Entries with figure data:
------------------------

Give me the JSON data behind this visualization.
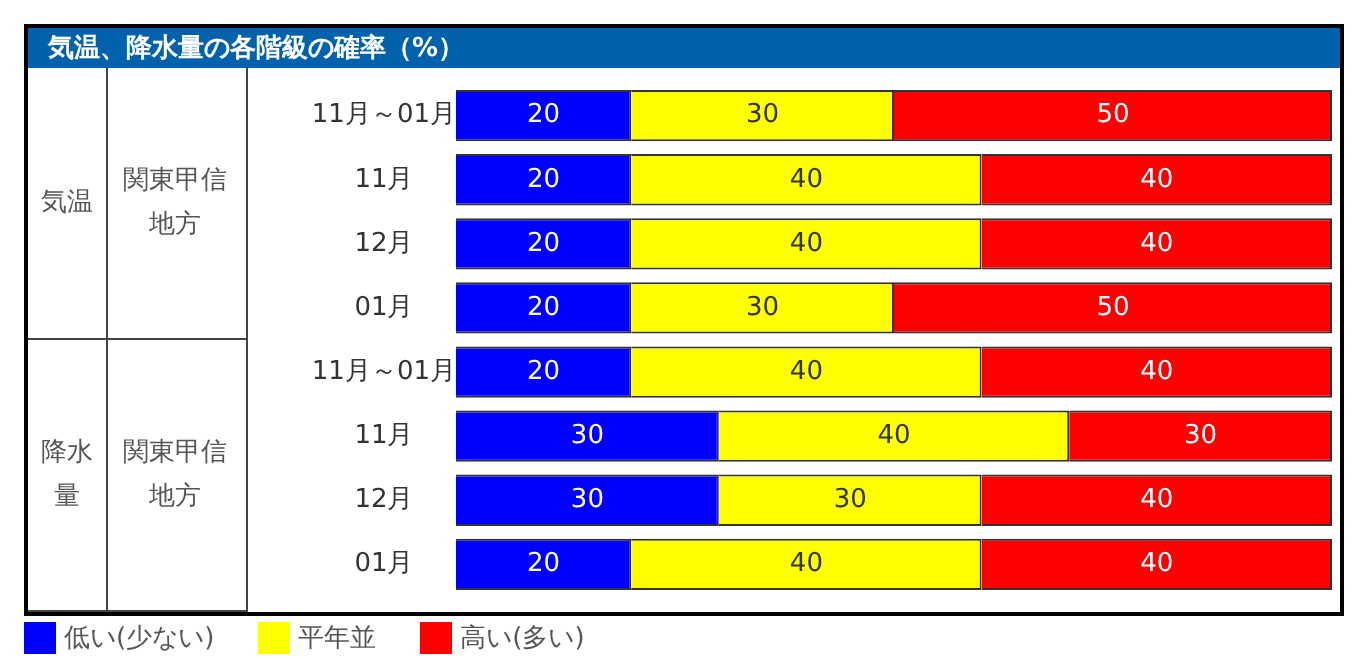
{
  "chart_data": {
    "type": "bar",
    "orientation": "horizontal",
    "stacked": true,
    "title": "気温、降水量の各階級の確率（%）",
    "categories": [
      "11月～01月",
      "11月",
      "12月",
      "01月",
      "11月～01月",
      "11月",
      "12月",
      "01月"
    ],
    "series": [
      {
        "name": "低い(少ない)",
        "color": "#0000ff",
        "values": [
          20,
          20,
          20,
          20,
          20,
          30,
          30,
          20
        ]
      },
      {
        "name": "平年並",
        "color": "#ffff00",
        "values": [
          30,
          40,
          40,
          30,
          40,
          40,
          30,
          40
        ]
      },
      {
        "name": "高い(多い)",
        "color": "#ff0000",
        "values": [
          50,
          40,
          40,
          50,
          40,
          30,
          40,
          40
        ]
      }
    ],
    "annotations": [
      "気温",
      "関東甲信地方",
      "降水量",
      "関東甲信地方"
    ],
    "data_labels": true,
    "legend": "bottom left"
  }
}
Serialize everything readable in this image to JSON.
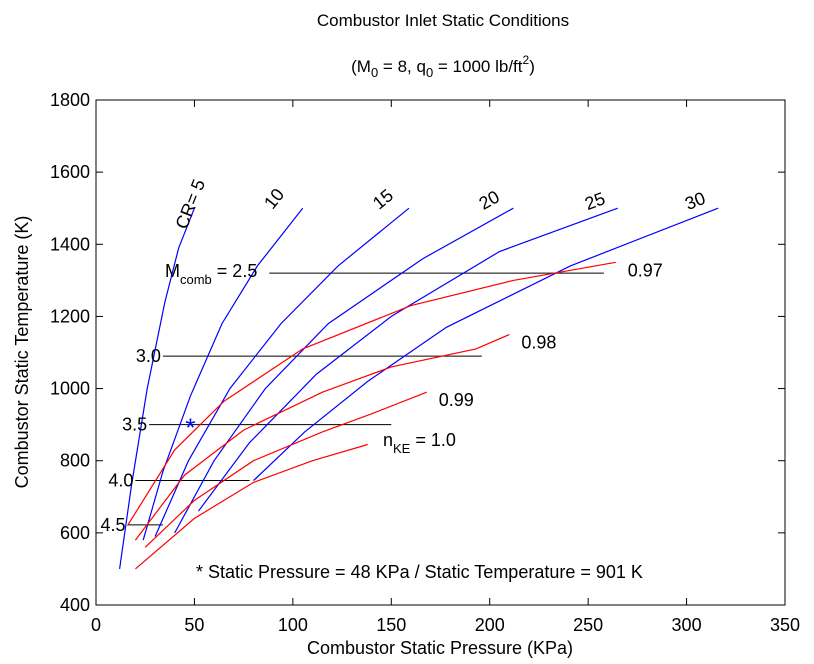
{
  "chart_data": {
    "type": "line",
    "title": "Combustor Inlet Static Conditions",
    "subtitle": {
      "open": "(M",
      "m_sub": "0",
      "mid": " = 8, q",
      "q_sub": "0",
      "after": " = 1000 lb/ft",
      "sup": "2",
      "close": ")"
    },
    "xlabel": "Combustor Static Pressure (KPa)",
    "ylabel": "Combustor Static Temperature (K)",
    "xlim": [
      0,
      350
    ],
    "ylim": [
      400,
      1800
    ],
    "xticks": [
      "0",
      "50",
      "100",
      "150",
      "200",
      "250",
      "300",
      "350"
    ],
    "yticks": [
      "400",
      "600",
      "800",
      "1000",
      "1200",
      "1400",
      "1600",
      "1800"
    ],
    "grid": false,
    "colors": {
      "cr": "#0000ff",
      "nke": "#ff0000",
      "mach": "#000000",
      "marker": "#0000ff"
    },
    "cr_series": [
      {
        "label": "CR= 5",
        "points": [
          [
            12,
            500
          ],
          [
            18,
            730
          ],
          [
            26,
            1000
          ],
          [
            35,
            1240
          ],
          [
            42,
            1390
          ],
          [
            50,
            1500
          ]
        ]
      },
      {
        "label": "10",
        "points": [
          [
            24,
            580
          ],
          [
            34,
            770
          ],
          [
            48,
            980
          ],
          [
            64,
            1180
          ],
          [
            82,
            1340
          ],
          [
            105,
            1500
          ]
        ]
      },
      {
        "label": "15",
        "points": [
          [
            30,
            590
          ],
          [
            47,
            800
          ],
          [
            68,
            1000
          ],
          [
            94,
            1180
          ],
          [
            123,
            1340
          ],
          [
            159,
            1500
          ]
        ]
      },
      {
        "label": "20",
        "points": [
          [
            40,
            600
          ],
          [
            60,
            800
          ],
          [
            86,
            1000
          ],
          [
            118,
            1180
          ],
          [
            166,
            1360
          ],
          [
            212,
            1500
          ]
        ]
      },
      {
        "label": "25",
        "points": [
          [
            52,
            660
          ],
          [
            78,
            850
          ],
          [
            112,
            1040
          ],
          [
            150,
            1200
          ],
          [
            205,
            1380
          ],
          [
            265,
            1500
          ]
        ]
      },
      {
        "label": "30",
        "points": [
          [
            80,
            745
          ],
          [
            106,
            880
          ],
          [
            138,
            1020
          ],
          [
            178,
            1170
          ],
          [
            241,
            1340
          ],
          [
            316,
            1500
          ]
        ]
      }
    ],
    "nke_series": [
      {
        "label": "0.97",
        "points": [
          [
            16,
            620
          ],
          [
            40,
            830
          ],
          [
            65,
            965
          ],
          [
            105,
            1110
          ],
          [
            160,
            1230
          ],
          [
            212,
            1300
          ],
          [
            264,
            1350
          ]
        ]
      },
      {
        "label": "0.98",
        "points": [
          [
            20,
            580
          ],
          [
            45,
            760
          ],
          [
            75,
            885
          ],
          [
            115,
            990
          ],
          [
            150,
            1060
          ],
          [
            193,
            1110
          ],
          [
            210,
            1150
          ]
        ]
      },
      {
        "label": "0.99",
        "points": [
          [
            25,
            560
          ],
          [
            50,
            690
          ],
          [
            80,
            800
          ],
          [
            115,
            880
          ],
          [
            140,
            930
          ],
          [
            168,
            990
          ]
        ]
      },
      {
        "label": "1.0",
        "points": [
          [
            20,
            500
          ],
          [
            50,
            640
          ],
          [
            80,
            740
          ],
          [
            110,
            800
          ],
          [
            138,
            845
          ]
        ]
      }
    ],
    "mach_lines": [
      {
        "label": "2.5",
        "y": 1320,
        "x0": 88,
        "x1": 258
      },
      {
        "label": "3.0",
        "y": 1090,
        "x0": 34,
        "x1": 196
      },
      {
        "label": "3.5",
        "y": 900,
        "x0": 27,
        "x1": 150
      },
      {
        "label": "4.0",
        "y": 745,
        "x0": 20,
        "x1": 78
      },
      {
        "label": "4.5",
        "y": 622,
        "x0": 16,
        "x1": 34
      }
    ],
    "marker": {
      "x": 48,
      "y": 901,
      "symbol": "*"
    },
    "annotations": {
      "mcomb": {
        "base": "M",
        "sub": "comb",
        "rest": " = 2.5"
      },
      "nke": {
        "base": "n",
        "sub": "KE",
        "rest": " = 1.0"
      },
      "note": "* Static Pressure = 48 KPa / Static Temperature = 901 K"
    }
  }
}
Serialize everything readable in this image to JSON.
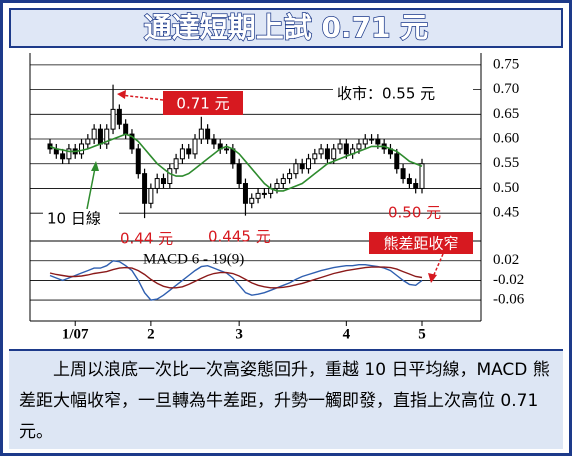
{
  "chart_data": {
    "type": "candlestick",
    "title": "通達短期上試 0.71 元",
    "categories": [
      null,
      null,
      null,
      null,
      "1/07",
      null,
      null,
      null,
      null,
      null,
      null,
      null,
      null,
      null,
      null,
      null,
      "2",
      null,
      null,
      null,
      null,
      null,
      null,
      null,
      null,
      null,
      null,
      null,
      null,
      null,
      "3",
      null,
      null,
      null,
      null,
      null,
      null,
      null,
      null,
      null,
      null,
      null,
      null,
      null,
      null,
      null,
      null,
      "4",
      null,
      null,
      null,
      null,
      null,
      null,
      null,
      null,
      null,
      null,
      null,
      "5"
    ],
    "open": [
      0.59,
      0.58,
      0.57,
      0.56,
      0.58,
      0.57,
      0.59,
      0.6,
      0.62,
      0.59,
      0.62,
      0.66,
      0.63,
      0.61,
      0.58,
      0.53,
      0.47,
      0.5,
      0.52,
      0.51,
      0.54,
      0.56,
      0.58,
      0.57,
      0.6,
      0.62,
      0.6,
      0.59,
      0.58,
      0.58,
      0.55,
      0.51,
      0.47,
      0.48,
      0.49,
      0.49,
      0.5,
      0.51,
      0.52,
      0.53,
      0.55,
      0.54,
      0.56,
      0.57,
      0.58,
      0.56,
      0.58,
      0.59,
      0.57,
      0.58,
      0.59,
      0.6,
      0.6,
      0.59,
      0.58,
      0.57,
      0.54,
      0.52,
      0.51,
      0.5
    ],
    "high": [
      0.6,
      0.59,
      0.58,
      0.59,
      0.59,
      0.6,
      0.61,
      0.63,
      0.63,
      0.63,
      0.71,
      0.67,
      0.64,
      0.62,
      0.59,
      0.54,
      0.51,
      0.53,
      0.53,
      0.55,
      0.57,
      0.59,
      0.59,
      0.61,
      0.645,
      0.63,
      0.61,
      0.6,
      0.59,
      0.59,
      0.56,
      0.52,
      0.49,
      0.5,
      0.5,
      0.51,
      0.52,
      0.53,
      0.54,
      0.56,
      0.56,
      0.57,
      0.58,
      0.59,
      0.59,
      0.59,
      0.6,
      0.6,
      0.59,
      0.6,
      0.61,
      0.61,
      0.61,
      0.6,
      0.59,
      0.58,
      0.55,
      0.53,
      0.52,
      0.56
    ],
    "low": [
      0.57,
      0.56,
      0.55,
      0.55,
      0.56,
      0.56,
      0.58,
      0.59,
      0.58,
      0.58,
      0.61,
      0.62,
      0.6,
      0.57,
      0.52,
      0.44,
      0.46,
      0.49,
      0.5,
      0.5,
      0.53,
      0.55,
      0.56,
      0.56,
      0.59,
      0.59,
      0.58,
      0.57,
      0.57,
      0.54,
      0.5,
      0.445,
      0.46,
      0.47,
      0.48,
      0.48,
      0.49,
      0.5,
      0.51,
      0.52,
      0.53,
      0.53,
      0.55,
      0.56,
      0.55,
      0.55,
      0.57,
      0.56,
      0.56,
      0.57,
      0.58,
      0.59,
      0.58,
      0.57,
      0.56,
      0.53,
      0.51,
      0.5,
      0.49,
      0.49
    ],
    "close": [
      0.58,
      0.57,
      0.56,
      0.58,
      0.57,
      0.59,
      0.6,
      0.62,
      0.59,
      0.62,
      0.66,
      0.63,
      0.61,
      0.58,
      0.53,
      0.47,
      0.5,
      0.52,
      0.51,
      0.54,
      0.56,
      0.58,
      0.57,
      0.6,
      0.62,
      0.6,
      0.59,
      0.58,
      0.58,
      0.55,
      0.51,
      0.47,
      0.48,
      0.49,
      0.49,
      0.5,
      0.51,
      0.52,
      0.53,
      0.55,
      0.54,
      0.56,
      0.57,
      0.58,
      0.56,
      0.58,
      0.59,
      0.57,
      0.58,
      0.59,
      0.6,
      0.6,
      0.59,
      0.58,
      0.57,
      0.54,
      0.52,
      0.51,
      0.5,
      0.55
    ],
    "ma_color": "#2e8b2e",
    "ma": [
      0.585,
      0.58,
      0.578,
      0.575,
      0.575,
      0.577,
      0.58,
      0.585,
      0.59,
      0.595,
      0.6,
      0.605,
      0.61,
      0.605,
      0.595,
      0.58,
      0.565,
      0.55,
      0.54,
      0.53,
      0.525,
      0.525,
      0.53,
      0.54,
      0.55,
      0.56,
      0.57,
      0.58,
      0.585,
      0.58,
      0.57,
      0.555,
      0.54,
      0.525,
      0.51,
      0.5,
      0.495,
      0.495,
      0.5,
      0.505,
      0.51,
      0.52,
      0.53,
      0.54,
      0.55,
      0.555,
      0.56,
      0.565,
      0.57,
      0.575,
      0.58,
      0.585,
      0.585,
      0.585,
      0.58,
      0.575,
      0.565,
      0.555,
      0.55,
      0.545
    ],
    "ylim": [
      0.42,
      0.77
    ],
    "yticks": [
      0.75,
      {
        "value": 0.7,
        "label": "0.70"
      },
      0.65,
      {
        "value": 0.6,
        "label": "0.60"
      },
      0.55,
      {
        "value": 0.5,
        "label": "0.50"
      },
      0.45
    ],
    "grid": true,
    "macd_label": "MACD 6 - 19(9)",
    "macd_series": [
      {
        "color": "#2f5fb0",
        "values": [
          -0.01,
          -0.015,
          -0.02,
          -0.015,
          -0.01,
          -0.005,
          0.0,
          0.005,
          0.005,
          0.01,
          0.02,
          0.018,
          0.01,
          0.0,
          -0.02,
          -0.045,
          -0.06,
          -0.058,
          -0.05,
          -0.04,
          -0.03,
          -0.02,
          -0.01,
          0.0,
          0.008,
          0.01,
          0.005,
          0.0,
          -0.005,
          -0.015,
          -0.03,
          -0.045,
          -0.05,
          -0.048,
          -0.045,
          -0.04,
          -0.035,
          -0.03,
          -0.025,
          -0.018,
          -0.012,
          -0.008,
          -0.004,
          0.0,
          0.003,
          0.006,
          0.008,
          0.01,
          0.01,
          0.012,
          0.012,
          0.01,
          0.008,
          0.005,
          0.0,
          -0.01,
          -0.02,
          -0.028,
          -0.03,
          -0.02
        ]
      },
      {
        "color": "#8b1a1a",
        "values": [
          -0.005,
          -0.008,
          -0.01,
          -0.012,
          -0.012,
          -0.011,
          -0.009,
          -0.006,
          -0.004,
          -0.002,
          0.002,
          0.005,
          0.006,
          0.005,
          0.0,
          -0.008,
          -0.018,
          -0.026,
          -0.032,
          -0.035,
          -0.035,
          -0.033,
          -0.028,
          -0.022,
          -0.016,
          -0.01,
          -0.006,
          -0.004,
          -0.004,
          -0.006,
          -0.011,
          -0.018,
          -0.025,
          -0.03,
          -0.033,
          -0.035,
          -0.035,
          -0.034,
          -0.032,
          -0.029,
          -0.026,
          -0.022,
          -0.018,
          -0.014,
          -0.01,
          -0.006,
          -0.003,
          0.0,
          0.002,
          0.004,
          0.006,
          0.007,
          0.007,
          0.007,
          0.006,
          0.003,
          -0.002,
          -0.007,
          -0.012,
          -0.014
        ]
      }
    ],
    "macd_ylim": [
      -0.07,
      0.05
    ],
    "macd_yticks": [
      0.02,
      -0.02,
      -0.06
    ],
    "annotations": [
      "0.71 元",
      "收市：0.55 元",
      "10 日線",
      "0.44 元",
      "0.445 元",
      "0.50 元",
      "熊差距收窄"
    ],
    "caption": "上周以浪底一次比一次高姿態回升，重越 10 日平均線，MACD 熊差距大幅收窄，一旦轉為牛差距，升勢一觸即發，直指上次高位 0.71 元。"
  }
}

------------------------

* WORK INSTRUCTIONS
Search the preceding listing for the word "true" and pull out every line that holds it.

* FINISHED TASK
    "stacked": true,
    "data_labels": true,
    "grid": true,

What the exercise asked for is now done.